*EXERCISE DESCRIPTION*
Copy every record below, exactly as written.
** begin **
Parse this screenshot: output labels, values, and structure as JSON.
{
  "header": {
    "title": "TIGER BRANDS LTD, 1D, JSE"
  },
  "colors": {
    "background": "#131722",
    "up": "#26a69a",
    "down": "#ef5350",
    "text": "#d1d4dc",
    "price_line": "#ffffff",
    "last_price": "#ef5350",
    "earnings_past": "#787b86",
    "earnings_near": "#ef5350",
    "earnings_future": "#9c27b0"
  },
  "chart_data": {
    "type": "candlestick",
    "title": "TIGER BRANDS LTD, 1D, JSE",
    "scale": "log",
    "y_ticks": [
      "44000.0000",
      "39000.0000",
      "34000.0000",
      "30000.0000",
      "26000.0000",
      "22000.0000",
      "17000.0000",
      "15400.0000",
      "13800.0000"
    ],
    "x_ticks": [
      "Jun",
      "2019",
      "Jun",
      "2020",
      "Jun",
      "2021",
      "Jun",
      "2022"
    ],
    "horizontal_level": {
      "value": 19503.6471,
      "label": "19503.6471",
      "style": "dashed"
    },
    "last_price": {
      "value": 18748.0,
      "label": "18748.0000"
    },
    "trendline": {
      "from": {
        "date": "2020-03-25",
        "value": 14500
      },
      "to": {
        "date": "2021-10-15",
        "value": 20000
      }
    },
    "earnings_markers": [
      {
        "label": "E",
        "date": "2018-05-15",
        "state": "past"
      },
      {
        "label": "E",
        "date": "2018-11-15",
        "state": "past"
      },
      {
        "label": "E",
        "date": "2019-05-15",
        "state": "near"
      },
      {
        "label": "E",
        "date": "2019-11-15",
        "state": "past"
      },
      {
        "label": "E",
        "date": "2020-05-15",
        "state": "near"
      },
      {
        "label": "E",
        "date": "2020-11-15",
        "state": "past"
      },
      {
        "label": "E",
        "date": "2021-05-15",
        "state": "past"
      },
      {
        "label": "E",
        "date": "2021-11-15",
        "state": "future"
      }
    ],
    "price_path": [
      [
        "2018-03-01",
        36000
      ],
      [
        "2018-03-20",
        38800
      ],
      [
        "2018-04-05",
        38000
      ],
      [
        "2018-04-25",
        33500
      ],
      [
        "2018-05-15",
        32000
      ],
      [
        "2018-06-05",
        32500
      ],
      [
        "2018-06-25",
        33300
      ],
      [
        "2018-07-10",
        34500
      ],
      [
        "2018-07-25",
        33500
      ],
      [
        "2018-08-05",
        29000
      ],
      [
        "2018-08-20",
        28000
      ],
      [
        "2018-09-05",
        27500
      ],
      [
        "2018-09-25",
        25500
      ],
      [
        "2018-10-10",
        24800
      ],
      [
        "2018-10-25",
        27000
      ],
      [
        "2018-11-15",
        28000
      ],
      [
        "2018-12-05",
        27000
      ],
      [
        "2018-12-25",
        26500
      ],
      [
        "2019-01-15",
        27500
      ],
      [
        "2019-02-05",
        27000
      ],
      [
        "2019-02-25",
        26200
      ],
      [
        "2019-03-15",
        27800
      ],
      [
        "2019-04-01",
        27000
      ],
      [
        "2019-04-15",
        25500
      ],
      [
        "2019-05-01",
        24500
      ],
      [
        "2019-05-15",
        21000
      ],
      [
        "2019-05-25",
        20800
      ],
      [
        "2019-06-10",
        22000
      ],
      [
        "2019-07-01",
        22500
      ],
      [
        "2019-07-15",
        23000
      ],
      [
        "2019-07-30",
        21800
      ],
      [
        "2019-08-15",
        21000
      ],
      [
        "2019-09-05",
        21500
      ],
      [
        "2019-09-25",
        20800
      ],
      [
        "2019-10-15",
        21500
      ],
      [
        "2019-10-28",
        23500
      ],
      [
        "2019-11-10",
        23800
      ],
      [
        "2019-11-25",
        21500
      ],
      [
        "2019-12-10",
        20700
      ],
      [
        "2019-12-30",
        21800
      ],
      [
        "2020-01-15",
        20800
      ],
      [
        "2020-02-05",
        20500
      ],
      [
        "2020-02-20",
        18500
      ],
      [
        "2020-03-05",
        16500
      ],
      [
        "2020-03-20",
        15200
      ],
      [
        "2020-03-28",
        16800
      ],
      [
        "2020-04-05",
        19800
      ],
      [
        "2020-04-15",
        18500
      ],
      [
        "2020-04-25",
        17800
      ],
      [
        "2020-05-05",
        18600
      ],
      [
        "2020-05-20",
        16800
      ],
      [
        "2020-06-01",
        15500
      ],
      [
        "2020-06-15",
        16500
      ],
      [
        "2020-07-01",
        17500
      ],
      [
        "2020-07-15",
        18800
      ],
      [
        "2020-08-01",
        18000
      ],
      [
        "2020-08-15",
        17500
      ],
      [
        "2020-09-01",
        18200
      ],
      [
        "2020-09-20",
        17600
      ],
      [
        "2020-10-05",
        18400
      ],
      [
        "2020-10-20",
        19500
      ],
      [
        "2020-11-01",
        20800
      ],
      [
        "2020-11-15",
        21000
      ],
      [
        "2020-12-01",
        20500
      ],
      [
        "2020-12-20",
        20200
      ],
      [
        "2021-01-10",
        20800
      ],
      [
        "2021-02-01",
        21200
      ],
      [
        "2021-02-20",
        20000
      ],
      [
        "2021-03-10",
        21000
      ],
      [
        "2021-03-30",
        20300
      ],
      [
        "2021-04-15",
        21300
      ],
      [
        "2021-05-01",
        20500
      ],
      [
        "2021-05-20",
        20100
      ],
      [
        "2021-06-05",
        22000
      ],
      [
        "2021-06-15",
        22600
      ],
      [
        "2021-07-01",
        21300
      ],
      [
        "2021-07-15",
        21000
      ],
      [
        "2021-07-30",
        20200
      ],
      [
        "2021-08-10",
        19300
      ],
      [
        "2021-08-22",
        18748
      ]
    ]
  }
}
** end **
*OUTPUT OF THE TASK*
Parse this screenshot: output labels, values, and structure as JSON.
{
  "header": {
    "title": "TIGER BRANDS LTD, 1D, JSE"
  },
  "colors": {
    "background": "#131722",
    "up": "#26a69a",
    "down": "#ef5350",
    "text": "#d1d4dc",
    "price_line": "#ffffff",
    "last_price": "#ef5350",
    "earnings_past": "#787b86",
    "earnings_near": "#ef5350",
    "earnings_future": "#9c27b0"
  },
  "chart_data": {
    "type": "candlestick",
    "title": "TIGER BRANDS LTD, 1D, JSE",
    "scale": "log",
    "y_ticks": [
      "44000.0000",
      "39000.0000",
      "34000.0000",
      "30000.0000",
      "26000.0000",
      "22000.0000",
      "17000.0000",
      "15400.0000",
      "13800.0000"
    ],
    "x_ticks": [
      "Jun",
      "2019",
      "Jun",
      "2020",
      "Jun",
      "2021",
      "Jun",
      "2022"
    ],
    "horizontal_level": {
      "value": 19503.6471,
      "label": "19503.6471",
      "style": "dashed"
    },
    "last_price": {
      "value": 18748.0,
      "label": "18748.0000"
    },
    "trendline": {
      "from": {
        "date": "2020-03-25",
        "value": 14500
      },
      "to": {
        "date": "2021-10-15",
        "value": 20000
      }
    },
    "earnings_markers": [
      {
        "label": "E",
        "date": "2018-05-15",
        "state": "past"
      },
      {
        "label": "E",
        "date": "2018-11-15",
        "state": "past"
      },
      {
        "label": "E",
        "date": "2019-05-15",
        "state": "near"
      },
      {
        "label": "E",
        "date": "2019-11-15",
        "state": "past"
      },
      {
        "label": "E",
        "date": "2020-05-15",
        "state": "near"
      },
      {
        "label": "E",
        "date": "2020-11-15",
        "state": "past"
      },
      {
        "label": "E",
        "date": "2021-05-15",
        "state": "past"
      },
      {
        "label": "E",
        "date": "2021-11-15",
        "state": "future"
      }
    ],
    "price_path": [
      [
        "2018-03-01",
        36000
      ],
      [
        "2018-03-20",
        38800
      ],
      [
        "2018-04-05",
        38000
      ],
      [
        "2018-04-25",
        33500
      ],
      [
        "2018-05-15",
        32000
      ],
      [
        "2018-06-05",
        32500
      ],
      [
        "2018-06-25",
        33300
      ],
      [
        "2018-07-10",
        34500
      ],
      [
        "2018-07-25",
        33500
      ],
      [
        "2018-08-05",
        29000
      ],
      [
        "2018-08-20",
        28000
      ],
      [
        "2018-09-05",
        27500
      ],
      [
        "2018-09-25",
        25500
      ],
      [
        "2018-10-10",
        24800
      ],
      [
        "2018-10-25",
        27000
      ],
      [
        "2018-11-15",
        28000
      ],
      [
        "2018-12-05",
        27000
      ],
      [
        "2018-12-25",
        26500
      ],
      [
        "2019-01-15",
        27500
      ],
      [
        "2019-02-05",
        27000
      ],
      [
        "2019-02-25",
        26200
      ],
      [
        "2019-03-15",
        27800
      ],
      [
        "2019-04-01",
        27000
      ],
      [
        "2019-04-15",
        25500
      ],
      [
        "2019-05-01",
        24500
      ],
      [
        "2019-05-15",
        21000
      ],
      [
        "2019-05-25",
        20800
      ],
      [
        "2019-06-10",
        22000
      ],
      [
        "2019-07-01",
        22500
      ],
      [
        "2019-07-15",
        23000
      ],
      [
        "2019-07-30",
        21800
      ],
      [
        "2019-08-15",
        21000
      ],
      [
        "2019-09-05",
        21500
      ],
      [
        "2019-09-25",
        20800
      ],
      [
        "2019-10-15",
        21500
      ],
      [
        "2019-10-28",
        23500
      ],
      [
        "2019-11-10",
        23800
      ],
      [
        "2019-11-25",
        21500
      ],
      [
        "2019-12-10",
        20700
      ],
      [
        "2019-12-30",
        21800
      ],
      [
        "2020-01-15",
        20800
      ],
      [
        "2020-02-05",
        20500
      ],
      [
        "2020-02-20",
        18500
      ],
      [
        "2020-03-05",
        16500
      ],
      [
        "2020-03-20",
        15200
      ],
      [
        "2020-03-28",
        16800
      ],
      [
        "2020-04-05",
        19800
      ],
      [
        "2020-04-15",
        18500
      ],
      [
        "2020-04-25",
        17800
      ],
      [
        "2020-05-05",
        18600
      ],
      [
        "2020-05-20",
        16800
      ],
      [
        "2020-06-01",
        15500
      ],
      [
        "2020-06-15",
        16500
      ],
      [
        "2020-07-01",
        17500
      ],
      [
        "2020-07-15",
        18800
      ],
      [
        "2020-08-01",
        18000
      ],
      [
        "2020-08-15",
        17500
      ],
      [
        "2020-09-01",
        18200
      ],
      [
        "2020-09-20",
        17600
      ],
      [
        "2020-10-05",
        18400
      ],
      [
        "2020-10-20",
        19500
      ],
      [
        "2020-11-01",
        20800
      ],
      [
        "2020-11-15",
        21000
      ],
      [
        "2020-12-01",
        20500
      ],
      [
        "2020-12-20",
        20200
      ],
      [
        "2021-01-10",
        20800
      ],
      [
        "2021-02-01",
        21200
      ],
      [
        "2021-02-20",
        20000
      ],
      [
        "2021-03-10",
        21000
      ],
      [
        "2021-03-30",
        20300
      ],
      [
        "2021-04-15",
        21300
      ],
      [
        "2021-05-01",
        20500
      ],
      [
        "2021-05-20",
        20100
      ],
      [
        "2021-06-05",
        22000
      ],
      [
        "2021-06-15",
        22600
      ],
      [
        "2021-07-01",
        21300
      ],
      [
        "2021-07-15",
        21000
      ],
      [
        "2021-07-30",
        20200
      ],
      [
        "2021-08-10",
        19300
      ],
      [
        "2021-08-22",
        18748
      ]
    ]
  }
}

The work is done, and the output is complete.